··· Information provided ···
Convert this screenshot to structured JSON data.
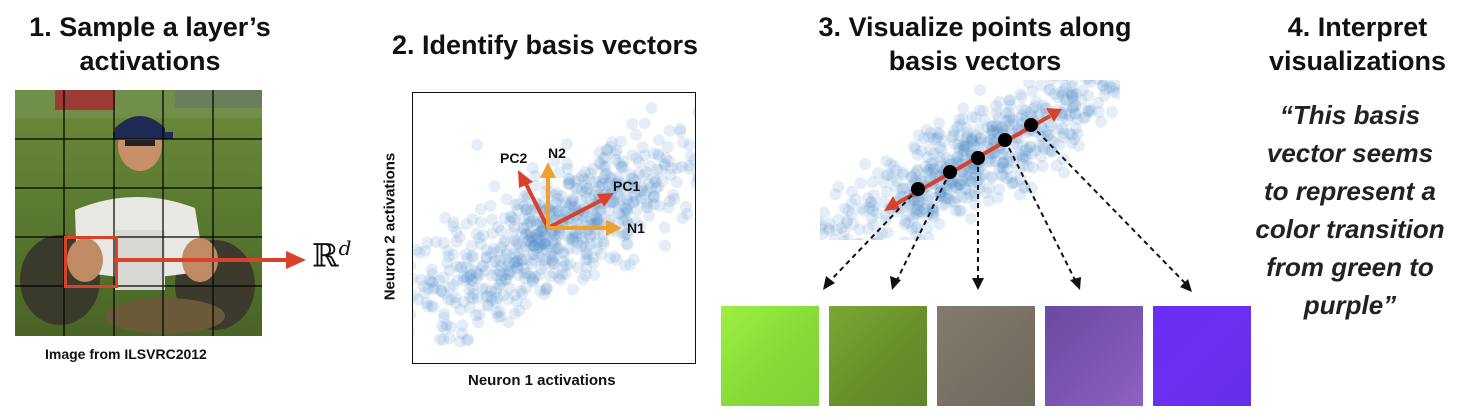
{
  "steps": [
    {
      "title_line1": "1. Sample a layer’s",
      "title_line2": "activations"
    },
    {
      "title_line1": "2. Identify basis vectors"
    },
    {
      "title_line1": "3. Visualize points along",
      "title_line2": "basis vectors"
    },
    {
      "title_line1": "4. Interpret",
      "title_line2": "visualizations"
    }
  ],
  "photo": {
    "caption": "Image from ILSVRC2012",
    "space_symbol": "ℝ",
    "space_exponent": "d"
  },
  "scatter": {
    "xlabel": "Neuron 1 activations",
    "ylabel": "Neuron 2 activations",
    "vectors": {
      "pc1": "PC1",
      "pc2": "PC2",
      "n1": "N1",
      "n2": "N2"
    }
  },
  "interpretation": {
    "quote_lines": [
      "“This basis",
      "vector seems",
      "to represent a",
      "color transition",
      "from green to",
      "purple”"
    ]
  },
  "colors": {
    "accent_red": "#d9412b",
    "accent_orange": "#f0a030",
    "point_blue": "#4a86c3",
    "patches": [
      "#8fe33a",
      "#6f9a2e",
      "#7a7266",
      "#7b54b2",
      "#6b2cf0"
    ]
  }
}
···
Short problem —
Repeat all of the records verbatim, leaving out the pictures.

Full answer —
Convert this screenshot to structured JSON data.
{
  "steps": [
    {
      "title_line1": "1. Sample a layer’s",
      "title_line2": "activations"
    },
    {
      "title_line1": "2. Identify basis vectors"
    },
    {
      "title_line1": "3. Visualize points along",
      "title_line2": "basis vectors"
    },
    {
      "title_line1": "4. Interpret",
      "title_line2": "visualizations"
    }
  ],
  "photo": {
    "caption": "Image from ILSVRC2012",
    "space_symbol": "ℝ",
    "space_exponent": "d"
  },
  "scatter": {
    "xlabel": "Neuron 1 activations",
    "ylabel": "Neuron 2 activations",
    "vectors": {
      "pc1": "PC1",
      "pc2": "PC2",
      "n1": "N1",
      "n2": "N2"
    }
  },
  "interpretation": {
    "quote_lines": [
      "“This basis",
      "vector seems",
      "to represent a",
      "color transition",
      "from green to",
      "purple”"
    ]
  },
  "colors": {
    "accent_red": "#d9412b",
    "accent_orange": "#f0a030",
    "point_blue": "#4a86c3",
    "patches": [
      "#8fe33a",
      "#6f9a2e",
      "#7a7266",
      "#7b54b2",
      "#6b2cf0"
    ]
  }
}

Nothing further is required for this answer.